Dataset items
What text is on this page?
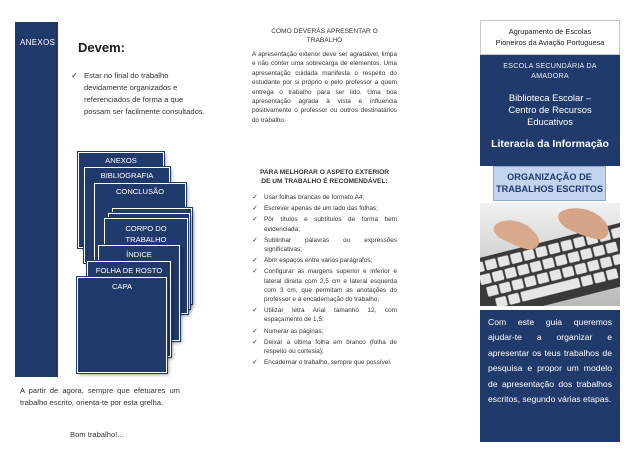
ANEXOS Devem:
✓ Estar no final do trabalho devidamente organizados e referenciados de forma a que possam ser facilmente consultados.
ANEXOS
BIBLIOGRAFIA
CONCLUSÃO
CORPO DO
TRABALHO
ÍNDICE
FOLHA DE ROSTO
CAPA
A partir de agora, sempre que efetuares um trabalho escrito, orienta-te por esta grelha.
Bom trabalho!...
COMO DEVERÁS APRESENTAR O
TRABALHO
A apresentação exterior deve ser agradável, limpa e não conter uma sobrecarga de elementos. Uma apresentação cuidada manifesta o respeito do estudante por si próprio e pelo professor a quem entrega o trabalho para ser lido. Uma boa apresentação agrada à vista e influencia positivamente o professor ou outros destinatários do trabalho.
PARA MELHORAR O ASPETO EXTERIOR
DE UM TRABALHO É RECOMENDÁVEL:
✓ Usar folhas brancas de formato A4;
✓ Escrever apenas de um lado das folhas;
✓ Pôr títulos e subtítulos de forma bem evidenciada;
✓ Sublinhar palavras ou expressões significativas;
✓ Abrir espaços entre vários parágrafos;
✓ Configurar as margens superior e inferior e lateral direita com 2,5 cm e lateral esquerda com 3 cm, que permitam as anotações do professor e a encadernação do trabalho;
✓ Utilizar letra Arial tamanho 12, com espaçamento de 1,5;
✓ Numerar as páginas;
✓ Deixar a última folha em branco (folha de respeito ou cortesia);
✓ Encadernar o trabalho, sempre que possível.
Agrupamento de Escolas
Pioneiros da Aviação Portuguesa
ESCOLA SECUNDÁRIA DA
AMADORA
Biblioteca Escolar –
Centro de Recursos
Educativos
Literacia da Informação
ORGANIZAÇÃO DE
TRABALHOS ESCRITOS
Com este guia queremos ajudar-te a organizar e apresentar os teus trabalhos de pesquisa e propor um modelo de apresentação dos trabalhos escritos, segundo várias etapas.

**The exercise:** Each line that has the word "apresentação" counts once. How many such lines are in the data? Give the number alone.

**Response to the exercise:** 2